═══ Data section

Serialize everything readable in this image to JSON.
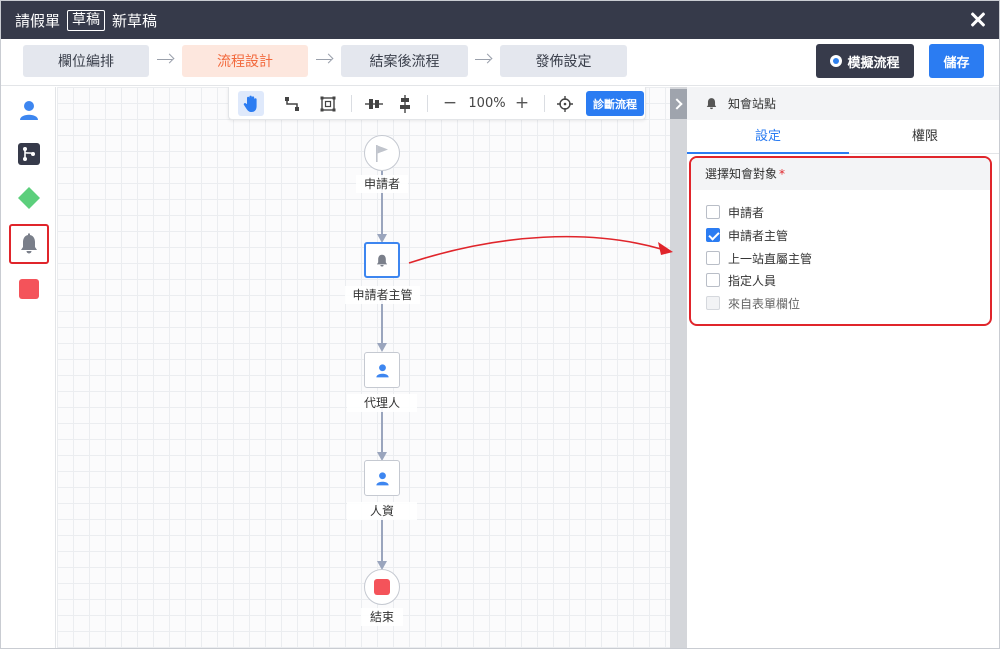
{
  "window": {
    "title": "請假單",
    "status_badge": "草稿",
    "doc_name": "新草稿"
  },
  "steps": [
    {
      "label": "欄位編排",
      "active": false
    },
    {
      "label": "流程設計",
      "active": true
    },
    {
      "label": "結案後流程",
      "active": false
    },
    {
      "label": "發佈設定",
      "active": false
    }
  ],
  "actions": {
    "simulate_label": "模擬流程",
    "save_label": "儲存"
  },
  "palette": [
    {
      "name": "person-icon",
      "color": "#3d86f0"
    },
    {
      "name": "branch-icon",
      "color": "#363a4a"
    },
    {
      "name": "diamond-icon",
      "color": "#5ccf7c"
    },
    {
      "name": "bell-icon",
      "color": "#7a7f8a"
    },
    {
      "name": "stop-square-icon",
      "color": "#f4535a"
    }
  ],
  "toolbar": {
    "zoom": "100%",
    "diagnose_label": "診斷流程"
  },
  "flow": {
    "nodes": [
      {
        "label": "申請者",
        "icon": "flag-icon"
      },
      {
        "label": "申請者主管",
        "icon": "bell-icon",
        "selected": true
      },
      {
        "label": "代理人",
        "icon": "person-icon"
      },
      {
        "label": "人資",
        "icon": "person-icon"
      },
      {
        "label": "結束",
        "icon": "stop-square-icon"
      }
    ]
  },
  "panel": {
    "header": "知會站點",
    "tabs": [
      {
        "label": "設定",
        "active": true
      },
      {
        "label": "權限",
        "active": false
      }
    ],
    "section_title": "選擇知會對象",
    "required_mark": "*",
    "options": [
      {
        "label": "申請者",
        "checked": false,
        "disabled": false
      },
      {
        "label": "申請者主管",
        "checked": true,
        "disabled": false
      },
      {
        "label": "上一站直屬主管",
        "checked": false,
        "disabled": false
      },
      {
        "label": "指定人員",
        "checked": false,
        "disabled": false
      },
      {
        "label": "來自表單欄位",
        "checked": false,
        "disabled": true
      }
    ]
  },
  "colors": {
    "titlebar": "#363a4a",
    "primary": "#2b7cf2",
    "active_step_text": "#f26a3e",
    "highlight": "#e0252b"
  }
}
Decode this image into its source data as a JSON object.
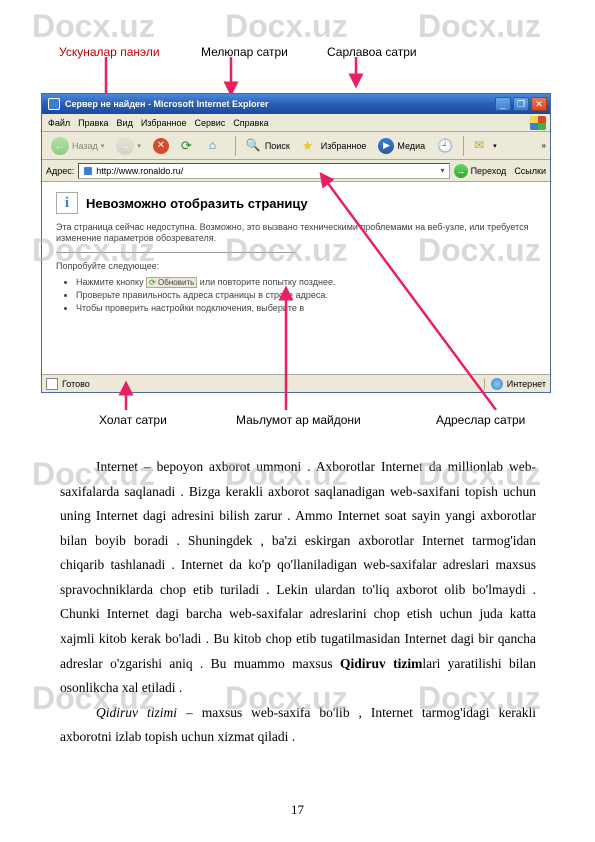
{
  "watermark": "Docx.uz",
  "labels": {
    "tools_panel": "Ускуналар панэли",
    "menu_bar": "Мелюпар сатри",
    "title_bar": "Сарлавоа сатри",
    "status_bar": "Холат сатри",
    "content_area": "Маьлумот ар майдони",
    "address_bar": "Адреслар сатри"
  },
  "browser": {
    "title": "Сервер не найден - Microsoft Internet Explorer",
    "menu": {
      "file": "Файл",
      "edit": "Правка",
      "view": "Вид",
      "favorites": "Избранное",
      "tools": "Сервис",
      "help": "Справка"
    },
    "toolbar": {
      "back": "Назад",
      "search": "Поиск",
      "favorites": "Избранное",
      "media": "Медиа"
    },
    "addrbar": {
      "label": "Адрес:",
      "url": "http://www.ronaldo.ru/",
      "go": "Переход",
      "links": "Ссылки"
    },
    "error": {
      "heading": "Невозможно отобразить страницу",
      "para1": "Эта страница сейчас недоступна. Возможно, это вызвано техническими проблемами на веб-узле, или требуется изменение параметров обозревателя.",
      "try_following": "Попробуйте следующее:",
      "bullet1a": "Нажмите кнопку",
      "bullet1_btn": "Обновить",
      "bullet1b": "или повторите попытку позднее.",
      "bullet2": "Проверьте правильность адреса страницы в строке адреса.",
      "bullet3": "Чтобы проверить настройки подключения, выберите в"
    },
    "status": {
      "left": "Готово",
      "right": "Интернет"
    }
  },
  "bodytext": {
    "p1a": "Internet – bepoyon axborot ummoni . Axborotlar Internet da millionlab web-saxifalarda saqlanadi . Bizga kerakli axborot saqlanadigan web-saxifani topish uchun uning Internet dagi adresini bilish zarur . Ammo Internet soat sayin yangi axborotlar bilan boyib boradi . Shuningdek , ba'zi eskirgan axborotlar Internet tarmog'idan chiqarib tashlanadi . Internet da ko'p qo'llaniladigan web-saxifalar adreslari maxsus spravochniklarda chop etib turiladi . Lekin ulardan to'liq axborot olib bo'lmaydi . Chunki Internet dagi barcha web-saxifalar adreslarini chop  etish uchun juda katta xajmli kitob kerak bo'ladi . Bu kitob chop etib tugatilmasidan Internet dagi bir qancha adreslar o'zgarishi aniq . Bu muammo maxsus ",
    "p1b": "Qidiruv tizim",
    "p1c": "lari yaratilishi bilan  osonlikcha xal etiladi . ",
    "p2a": "Qidiruv tizimi",
    "p2b": " – maxsus web-saxifa bo'lib , Internet tarmog'idagi kerakli axborotni izlab topish uchun xizmat qiladi ."
  },
  "page_number": "17"
}
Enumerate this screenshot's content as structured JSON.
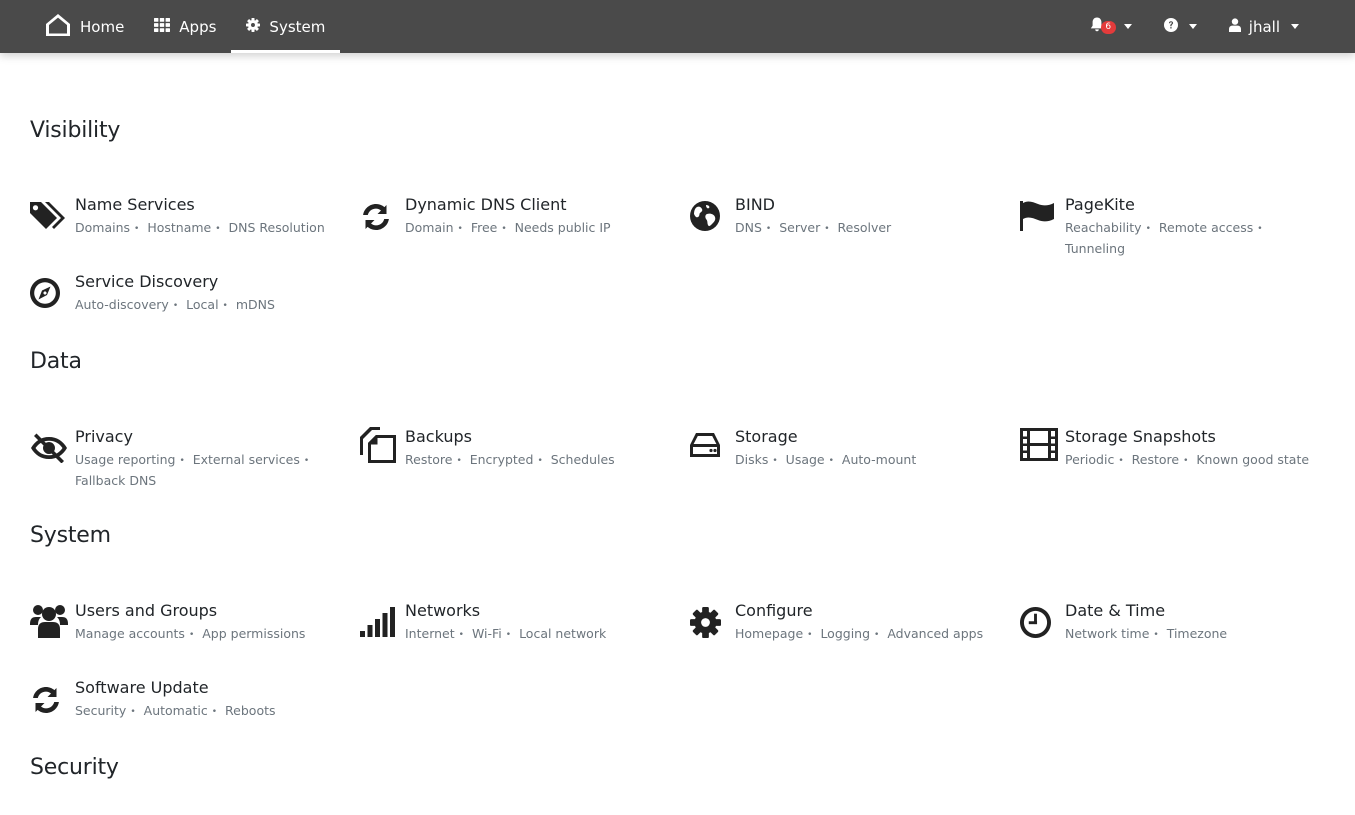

══════

Directions for this task: Using the material above, work out how many lines contain the string "maxsus". Give that number alone.

Solution to the exercise: 2